Below is a listing to write out in full, exactly as given, without its pictures.

(Entries taken from a collection)
++++++++++++++++++++

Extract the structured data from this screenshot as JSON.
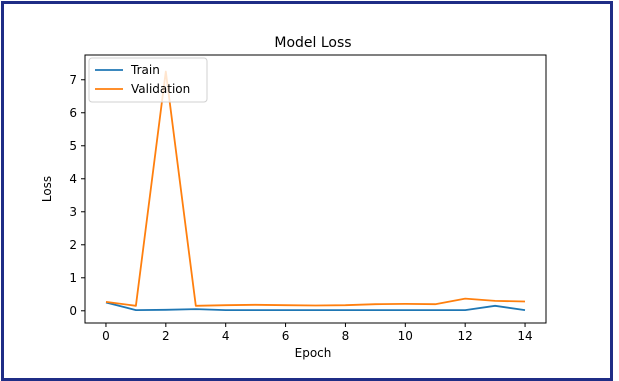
{
  "chart_data": {
    "type": "line",
    "title": "Model Loss",
    "xlabel": "Epoch",
    "ylabel": "Loss",
    "x": [
      0,
      1,
      2,
      3,
      4,
      5,
      6,
      7,
      8,
      9,
      10,
      11,
      12,
      13,
      14
    ],
    "series": [
      {
        "name": "Train",
        "color": "#1f77b4",
        "values": [
          0.25,
          0.02,
          0.03,
          0.05,
          0.02,
          0.02,
          0.02,
          0.02,
          0.02,
          0.02,
          0.02,
          0.02,
          0.02,
          0.15,
          0.02
        ]
      },
      {
        "name": "Validation",
        "color": "#ff7f0e",
        "values": [
          0.27,
          0.15,
          7.25,
          0.15,
          0.17,
          0.18,
          0.17,
          0.16,
          0.17,
          0.2,
          0.21,
          0.2,
          0.37,
          0.3,
          0.28
        ]
      }
    ],
    "xlim": [
      -0.7,
      14.7
    ],
    "ylim": [
      -0.37,
      7.75
    ],
    "xticks": [
      0,
      2,
      4,
      6,
      8,
      10,
      12,
      14
    ],
    "yticks": [
      0,
      1,
      2,
      3,
      4,
      5,
      6,
      7
    ],
    "grid": false,
    "legend_position": "top-left"
  }
}
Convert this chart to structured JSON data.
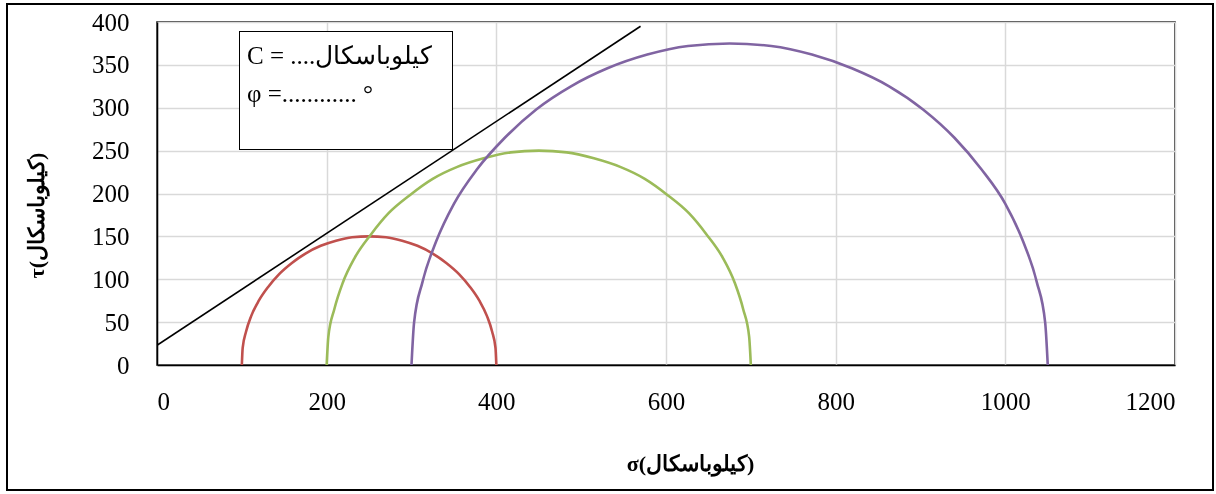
{
  "chart_data": {
    "type": "line",
    "xlabel": "σ(کیلوباسکال)",
    "ylabel": "τ(کیلوباسکال)",
    "annotations": [
      "C = ....کیلوباسکال",
      "φ =............ °"
    ],
    "xlim": [
      0,
      1200
    ],
    "ylim": [
      0,
      400
    ],
    "xticks": [
      0,
      200,
      400,
      600,
      800,
      1000,
      1200
    ],
    "yticks": [
      0,
      50,
      100,
      150,
      200,
      250,
      300,
      350,
      400
    ],
    "grid": true,
    "series": [
      {
        "color": "#c0504d",
        "x": [
          100,
          101,
          105,
          111,
          120,
          131,
          144,
          159,
          175,
          193,
          211,
          230,
          250,
          270,
          289,
          307,
          325,
          341,
          356,
          369,
          380,
          389,
          395,
          399,
          400
        ],
        "values": [
          0,
          20,
          39,
          57,
          75,
          91,
          106,
          119,
          130,
          139,
          145,
          149,
          150,
          149,
          145,
          139,
          130,
          119,
          106,
          91,
          75,
          57,
          39,
          20,
          0
        ]
      },
      {
        "color": "#9bbb59",
        "x": [
          200,
          202,
          209,
          219,
          233,
          252,
          273,
          298,
          325,
          354,
          385,
          417,
          450,
          483,
          515,
          546,
          575,
          602,
          627,
          648,
          667,
          681,
          691,
          698,
          700
        ],
        "values": [
          0,
          33,
          65,
          96,
          125,
          152,
          177,
          198,
          217,
          231,
          241,
          248,
          250,
          248,
          241,
          231,
          217,
          198,
          177,
          152,
          125,
          96,
          65,
          33,
          0
        ]
      },
      {
        "color": "#8064a2",
        "x": [
          300,
          303,
          313,
          329,
          350,
          377,
          410,
          447,
          488,
          531,
          578,
          626,
          675,
          724,
          772,
          819,
          863,
          903,
          940,
          972,
          1000,
          1021,
          1037,
          1047,
          1050
        ],
        "values": [
          0,
          49,
          97,
          144,
          188,
          228,
          265,
          298,
          325,
          346,
          362,
          372,
          375,
          372,
          362,
          346,
          325,
          298,
          265,
          228,
          188,
          144,
          97,
          49,
          0
        ]
      },
      {
        "color": "#000000",
        "x": [
          0,
          570
        ],
        "values": [
          23,
          395
        ]
      }
    ]
  }
}
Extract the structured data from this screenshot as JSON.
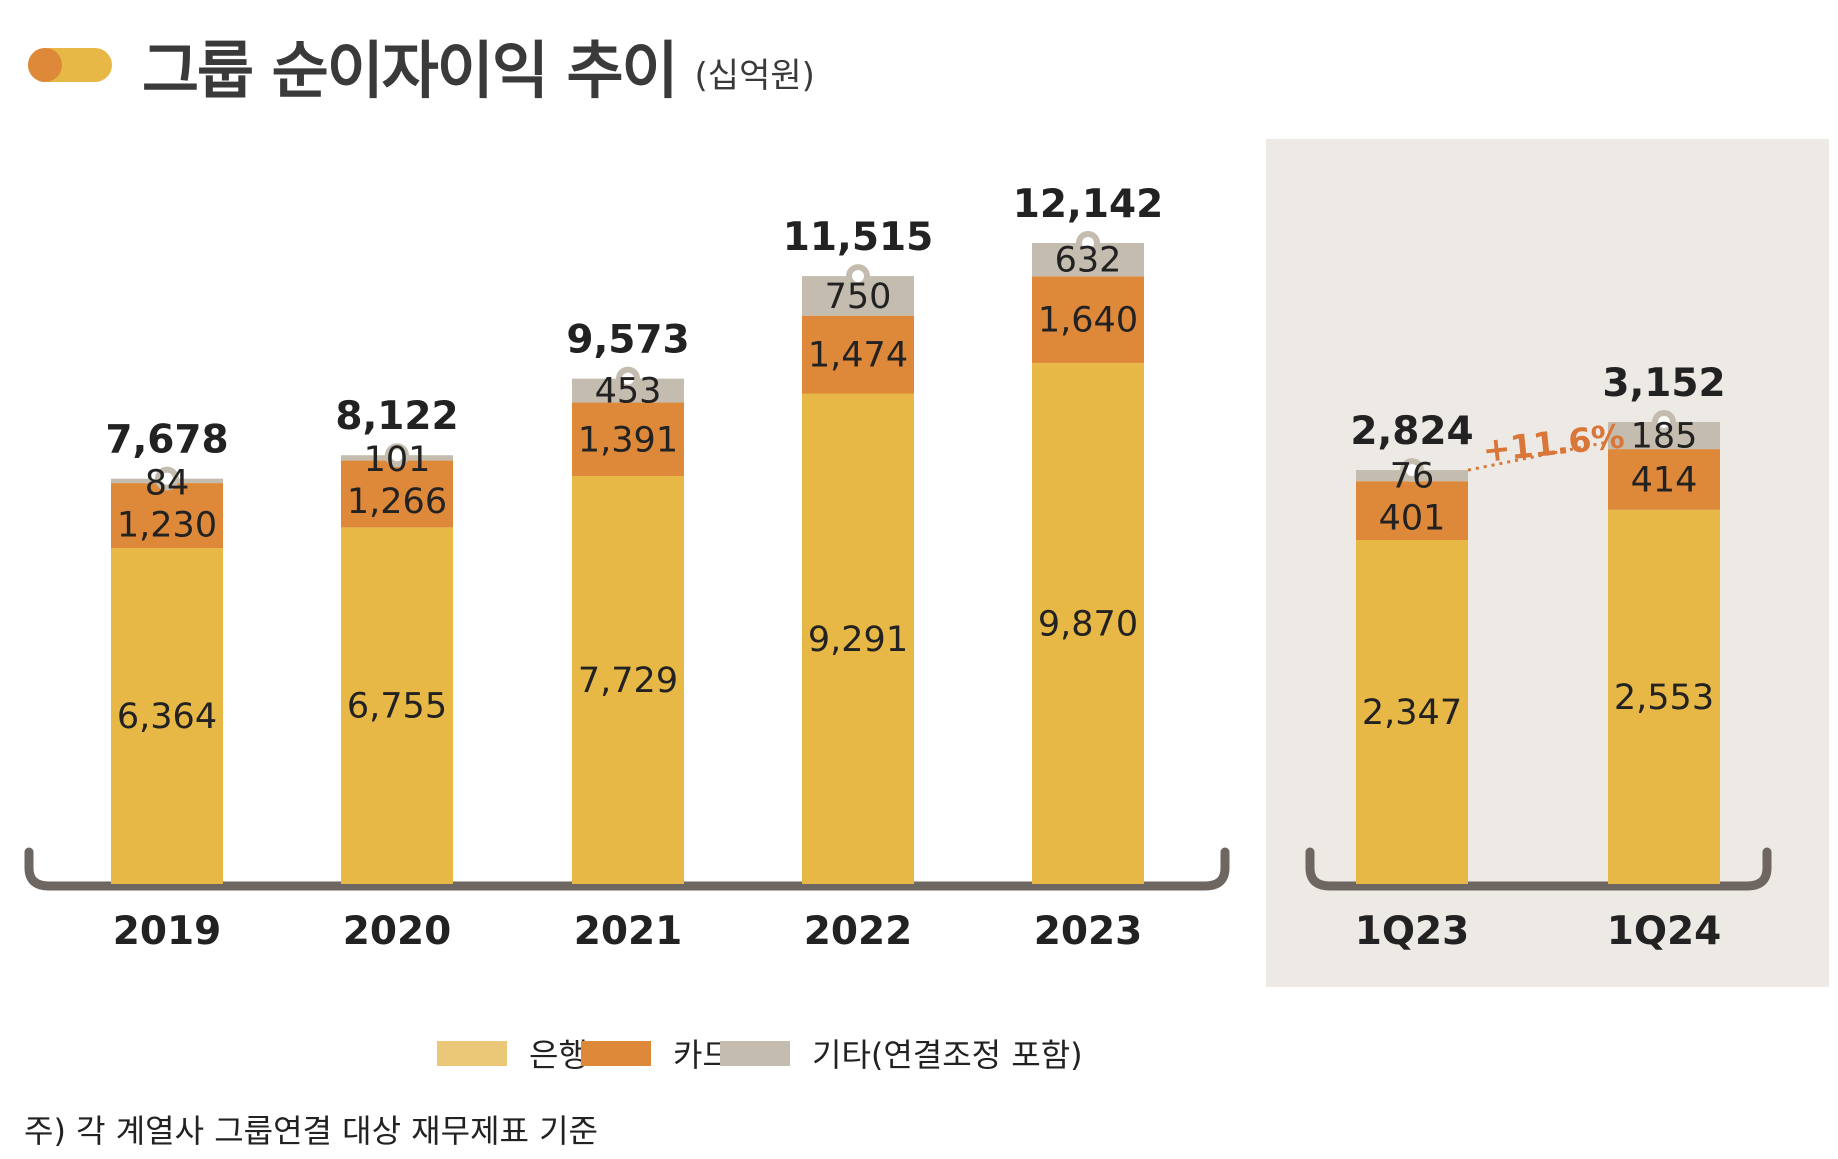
{
  "header": {
    "title": "그룹 순이자이익 추이",
    "unit": "(십억원)"
  },
  "colors": {
    "bank": "#E8B846",
    "card": "#DE883A",
    "other": "#C4BCAE",
    "legend_bank": "#EBC877",
    "panel": "#EDEAE5",
    "bracket": "#6E6660",
    "growth": "#D9763A"
  },
  "chart_data": [
    {
      "type": "bar",
      "stacked": true,
      "categories": [
        "2019",
        "2020",
        "2021",
        "2022",
        "2023"
      ],
      "series": [
        {
          "name": "은행",
          "values": [
            6364,
            6755,
            7729,
            9291,
            9870
          ]
        },
        {
          "name": "카드",
          "values": [
            1230,
            1266,
            1391,
            1474,
            1640
          ]
        },
        {
          "name": "기타(연결조정 포함)",
          "values": [
            84,
            101,
            453,
            750,
            632
          ]
        }
      ],
      "totals": [
        "7,678",
        "8,122",
        "9,573",
        "11,515",
        "12,142"
      ],
      "labels": {
        "bank": [
          "6,364",
          "6,755",
          "7,729",
          "9,291",
          "9,870"
        ],
        "card": [
          "1,230",
          "1,266",
          "1,391",
          "1,474",
          "1,640"
        ],
        "other": [
          "84",
          "101",
          "453",
          "750",
          "632"
        ]
      }
    },
    {
      "type": "bar",
      "stacked": true,
      "categories": [
        "1Q23",
        "1Q24"
      ],
      "series": [
        {
          "name": "은행",
          "values": [
            2347,
            2553
          ]
        },
        {
          "name": "카드",
          "values": [
            401,
            414
          ]
        },
        {
          "name": "기타(연결조정 포함)",
          "values": [
            76,
            185
          ]
        }
      ],
      "totals": [
        "2,824",
        "3,152"
      ],
      "labels": {
        "bank": [
          "2,347",
          "2,553"
        ],
        "card": [
          "401",
          "414"
        ],
        "other": [
          "76",
          "185"
        ]
      },
      "annotation": "+11.6%"
    }
  ],
  "legend": [
    "은행",
    "카드",
    "기타(연결조정 포함)"
  ],
  "footnote": "주) 각 계열사 그룹연결 대상 재무제표 기준"
}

++++++++++++++++++++

• Final answer
Extract the structured data from this screenshot as JSON.
{
  "chart_data": {
    "type": "line",
    "title": "Model Loss",
    "xlabel": "Epoch",
    "ylabel": "Loss",
    "x": [
      0,
      1,
      2,
      3,
      4,
      5,
      6,
      7,
      8,
      9,
      10,
      11,
      12,
      13,
      14
    ],
    "series": [
      {
        "name": "Train",
        "color": "#1f77b4",
        "values": [
          0.25,
          0.02,
          0.03,
          0.05,
          0.02,
          0.02,
          0.02,
          0.02,
          0.02,
          0.02,
          0.02,
          0.02,
          0.02,
          0.15,
          0.02
        ]
      },
      {
        "name": "Validation",
        "color": "#ff7f0e",
        "values": [
          0.27,
          0.15,
          7.25,
          0.15,
          0.17,
          0.18,
          0.17,
          0.16,
          0.17,
          0.2,
          0.21,
          0.2,
          0.37,
          0.3,
          0.28
        ]
      }
    ],
    "xlim": [
      -0.7,
      14.7
    ],
    "ylim": [
      -0.37,
      7.75
    ],
    "xticks": [
      0,
      2,
      4,
      6,
      8,
      10,
      12,
      14
    ],
    "yticks": [
      0,
      1,
      2,
      3,
      4,
      5,
      6,
      7
    ],
    "grid": false,
    "legend_position": "top-left"
  }
}
Convert this chart to structured JSON data.
{
  "chart_data": {
    "type": "line",
    "xlabel": "σ(کیلوباسکال)",
    "ylabel": "τ(کیلوباسکال)",
    "annotations": [
      "C = ....کیلوباسکال",
      "φ =............ °"
    ],
    "xlim": [
      0,
      1200
    ],
    "ylim": [
      0,
      400
    ],
    "xticks": [
      0,
      200,
      400,
      600,
      800,
      1000,
      1200
    ],
    "yticks": [
      0,
      50,
      100,
      150,
      200,
      250,
      300,
      350,
      400
    ],
    "grid": true,
    "series": [
      {
        "color": "#c0504d",
        "x": [
          100,
          101,
          105,
          111,
          120,
          131,
          144,
          159,
          175,
          193,
          211,
          230,
          250,
          270,
          289,
          307,
          325,
          341,
          356,
          369,
          380,
          389,
          395,
          399,
          400
        ],
        "values": [
          0,
          20,
          39,
          57,
          75,
          91,
          106,
          119,
          130,
          139,
          145,
          149,
          150,
          149,
          145,
          139,
          130,
          119,
          106,
          91,
          75,
          57,
          39,
          20,
          0
        ]
      },
      {
        "color": "#9bbb59",
        "x": [
          200,
          202,
          209,
          219,
          233,
          252,
          273,
          298,
          325,
          354,
          385,
          417,
          450,
          483,
          515,
          546,
          575,
          602,
          627,
          648,
          667,
          681,
          691,
          698,
          700
        ],
        "values": [
          0,
          33,
          65,
          96,
          125,
          152,
          177,
          198,
          217,
          231,
          241,
          248,
          250,
          248,
          241,
          231,
          217,
          198,
          177,
          152,
          125,
          96,
          65,
          33,
          0
        ]
      },
      {
        "color": "#8064a2",
        "x": [
          300,
          303,
          313,
          329,
          350,
          377,
          410,
          447,
          488,
          531,
          578,
          626,
          675,
          724,
          772,
          819,
          863,
          903,
          940,
          972,
          1000,
          1021,
          1037,
          1047,
          1050
        ],
        "values": [
          0,
          49,
          97,
          144,
          188,
          228,
          265,
          298,
          325,
          346,
          362,
          372,
          375,
          372,
          362,
          346,
          325,
          298,
          265,
          228,
          188,
          144,
          97,
          49,
          0
        ]
      },
      {
        "color": "#000000",
        "x": [
          0,
          570
        ],
        "values": [
          23,
          395
        ]
      }
    ]
  }
}
Extract the structured data from this screenshot as JSON.
{
  "header": {
    "title": "그룹 순이자이익 추이",
    "unit": "(십억원)"
  },
  "colors": {
    "bank": "#E8B846",
    "card": "#DE883A",
    "other": "#C4BCAE",
    "legend_bank": "#EBC877",
    "panel": "#EDEAE5",
    "bracket": "#6E6660",
    "growth": "#D9763A"
  },
  "chart_data": [
    {
      "type": "bar",
      "stacked": true,
      "categories": [
        "2019",
        "2020",
        "2021",
        "2022",
        "2023"
      ],
      "series": [
        {
          "name": "은행",
          "values": [
            6364,
            6755,
            7729,
            9291,
            9870
          ]
        },
        {
          "name": "카드",
          "values": [
            1230,
            1266,
            1391,
            1474,
            1640
          ]
        },
        {
          "name": "기타(연결조정 포함)",
          "values": [
            84,
            101,
            453,
            750,
            632
          ]
        }
      ],
      "totals": [
        "7,678",
        "8,122",
        "9,573",
        "11,515",
        "12,142"
      ],
      "labels": {
        "bank": [
          "6,364",
          "6,755",
          "7,729",
          "9,291",
          "9,870"
        ],
        "card": [
          "1,230",
          "1,266",
          "1,391",
          "1,474",
          "1,640"
        ],
        "other": [
          "84",
          "101",
          "453",
          "750",
          "632"
        ]
      }
    },
    {
      "type": "bar",
      "stacked": true,
      "categories": [
        "1Q23",
        "1Q24"
      ],
      "series": [
        {
          "name": "은행",
          "values": [
            2347,
            2553
          ]
        },
        {
          "name": "카드",
          "values": [
            401,
            414
          ]
        },
        {
          "name": "기타(연결조정 포함)",
          "values": [
            76,
            185
          ]
        }
      ],
      "totals": [
        "2,824",
        "3,152"
      ],
      "labels": {
        "bank": [
          "2,347",
          "2,553"
        ],
        "card": [
          "401",
          "414"
        ],
        "other": [
          "76",
          "185"
        ]
      },
      "annotation": "+11.6%"
    }
  ],
  "legend": [
    "은행",
    "카드",
    "기타(연결조정 포함)"
  ],
  "footnote": "주) 각 계열사 그룹연결 대상 재무제표 기준"
}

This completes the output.